§ Records from a collection of figures:
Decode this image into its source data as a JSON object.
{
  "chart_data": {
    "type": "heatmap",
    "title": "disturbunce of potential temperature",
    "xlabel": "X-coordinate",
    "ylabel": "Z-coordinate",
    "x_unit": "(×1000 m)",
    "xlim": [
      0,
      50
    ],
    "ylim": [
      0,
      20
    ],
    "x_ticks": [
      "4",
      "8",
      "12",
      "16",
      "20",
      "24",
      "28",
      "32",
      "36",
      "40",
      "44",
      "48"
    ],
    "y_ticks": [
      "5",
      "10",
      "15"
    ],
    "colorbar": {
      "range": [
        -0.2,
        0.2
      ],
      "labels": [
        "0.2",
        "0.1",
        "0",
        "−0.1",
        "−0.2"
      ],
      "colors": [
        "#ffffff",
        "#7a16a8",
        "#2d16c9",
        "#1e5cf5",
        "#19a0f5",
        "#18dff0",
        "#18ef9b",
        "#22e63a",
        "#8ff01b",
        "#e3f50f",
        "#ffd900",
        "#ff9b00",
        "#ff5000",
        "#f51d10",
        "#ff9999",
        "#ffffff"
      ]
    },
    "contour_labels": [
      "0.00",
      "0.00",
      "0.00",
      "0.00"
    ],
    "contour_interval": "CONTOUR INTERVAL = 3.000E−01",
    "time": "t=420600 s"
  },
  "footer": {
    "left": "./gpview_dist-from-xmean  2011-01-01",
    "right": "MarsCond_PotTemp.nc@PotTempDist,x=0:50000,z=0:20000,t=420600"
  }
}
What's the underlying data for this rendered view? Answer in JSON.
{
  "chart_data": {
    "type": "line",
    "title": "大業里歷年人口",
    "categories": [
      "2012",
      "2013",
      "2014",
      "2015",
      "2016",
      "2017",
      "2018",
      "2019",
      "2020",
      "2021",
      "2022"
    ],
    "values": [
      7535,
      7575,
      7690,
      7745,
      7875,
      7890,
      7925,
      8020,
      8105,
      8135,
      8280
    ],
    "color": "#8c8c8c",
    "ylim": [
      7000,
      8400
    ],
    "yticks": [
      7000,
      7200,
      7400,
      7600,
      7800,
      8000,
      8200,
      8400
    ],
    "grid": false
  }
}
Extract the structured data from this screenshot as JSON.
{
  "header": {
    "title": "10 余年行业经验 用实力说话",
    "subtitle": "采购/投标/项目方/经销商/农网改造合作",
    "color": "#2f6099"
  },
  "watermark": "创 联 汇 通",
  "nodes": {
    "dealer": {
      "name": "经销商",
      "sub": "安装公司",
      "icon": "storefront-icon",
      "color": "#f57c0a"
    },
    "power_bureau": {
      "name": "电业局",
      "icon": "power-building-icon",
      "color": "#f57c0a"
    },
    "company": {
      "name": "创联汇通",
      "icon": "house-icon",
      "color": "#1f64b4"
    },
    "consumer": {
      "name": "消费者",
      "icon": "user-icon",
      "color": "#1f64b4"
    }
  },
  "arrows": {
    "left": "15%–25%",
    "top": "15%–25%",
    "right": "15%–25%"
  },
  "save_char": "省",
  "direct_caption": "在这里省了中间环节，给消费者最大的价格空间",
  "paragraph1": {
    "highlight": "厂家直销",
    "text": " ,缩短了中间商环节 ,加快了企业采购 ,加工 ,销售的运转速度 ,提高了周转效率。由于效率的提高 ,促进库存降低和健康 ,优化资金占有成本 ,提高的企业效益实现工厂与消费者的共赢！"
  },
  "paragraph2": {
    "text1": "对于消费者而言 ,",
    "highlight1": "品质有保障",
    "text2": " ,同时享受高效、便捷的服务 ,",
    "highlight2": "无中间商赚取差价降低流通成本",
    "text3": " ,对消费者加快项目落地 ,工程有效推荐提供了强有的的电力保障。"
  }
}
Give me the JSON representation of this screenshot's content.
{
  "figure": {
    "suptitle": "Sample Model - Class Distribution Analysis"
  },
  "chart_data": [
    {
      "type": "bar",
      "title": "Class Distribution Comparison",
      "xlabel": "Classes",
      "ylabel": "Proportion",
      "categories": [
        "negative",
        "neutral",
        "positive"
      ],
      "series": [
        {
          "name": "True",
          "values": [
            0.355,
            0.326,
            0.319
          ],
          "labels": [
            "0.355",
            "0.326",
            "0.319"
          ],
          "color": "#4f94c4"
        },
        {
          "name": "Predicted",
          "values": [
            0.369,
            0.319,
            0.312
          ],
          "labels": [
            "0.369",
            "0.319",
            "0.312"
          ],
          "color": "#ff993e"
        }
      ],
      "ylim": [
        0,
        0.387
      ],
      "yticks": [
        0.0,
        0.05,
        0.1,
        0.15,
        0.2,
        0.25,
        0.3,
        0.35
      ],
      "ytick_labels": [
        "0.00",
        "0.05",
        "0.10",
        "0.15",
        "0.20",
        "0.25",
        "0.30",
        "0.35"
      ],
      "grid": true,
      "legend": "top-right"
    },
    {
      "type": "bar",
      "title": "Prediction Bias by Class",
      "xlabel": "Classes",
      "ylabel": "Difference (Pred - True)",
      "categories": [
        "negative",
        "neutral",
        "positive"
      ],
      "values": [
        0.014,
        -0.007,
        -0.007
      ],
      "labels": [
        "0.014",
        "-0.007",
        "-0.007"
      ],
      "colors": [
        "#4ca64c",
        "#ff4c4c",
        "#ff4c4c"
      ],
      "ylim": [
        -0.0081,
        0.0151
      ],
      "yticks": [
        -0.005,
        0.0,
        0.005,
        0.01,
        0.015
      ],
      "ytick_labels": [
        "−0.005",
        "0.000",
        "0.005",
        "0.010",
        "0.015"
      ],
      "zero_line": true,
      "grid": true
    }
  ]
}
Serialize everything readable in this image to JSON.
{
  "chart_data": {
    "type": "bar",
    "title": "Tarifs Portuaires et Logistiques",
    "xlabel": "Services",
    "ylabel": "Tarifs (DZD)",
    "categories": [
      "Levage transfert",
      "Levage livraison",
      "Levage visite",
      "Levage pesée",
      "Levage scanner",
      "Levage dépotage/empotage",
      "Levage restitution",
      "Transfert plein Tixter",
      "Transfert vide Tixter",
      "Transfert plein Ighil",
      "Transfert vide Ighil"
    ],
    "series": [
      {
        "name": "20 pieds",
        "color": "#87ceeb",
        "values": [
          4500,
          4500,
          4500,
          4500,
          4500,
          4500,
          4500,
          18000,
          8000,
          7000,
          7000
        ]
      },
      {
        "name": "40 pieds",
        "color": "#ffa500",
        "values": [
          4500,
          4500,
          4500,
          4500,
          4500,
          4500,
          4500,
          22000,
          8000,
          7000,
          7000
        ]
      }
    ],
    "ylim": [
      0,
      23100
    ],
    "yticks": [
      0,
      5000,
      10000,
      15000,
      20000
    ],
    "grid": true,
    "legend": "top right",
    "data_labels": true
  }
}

§ Challenge:
Using the listing above, gather each line that holds the string "JSON" and copy it.

§ Result for this exercise:
Decode this image into its source data as a JSON object.
What's the underlying data for this rendered view? Answer in JSON.
Extract the structured data from this screenshot as JSON.
Give me the JSON representation of this screenshot's content.
Serialize everything readable in this image to JSON.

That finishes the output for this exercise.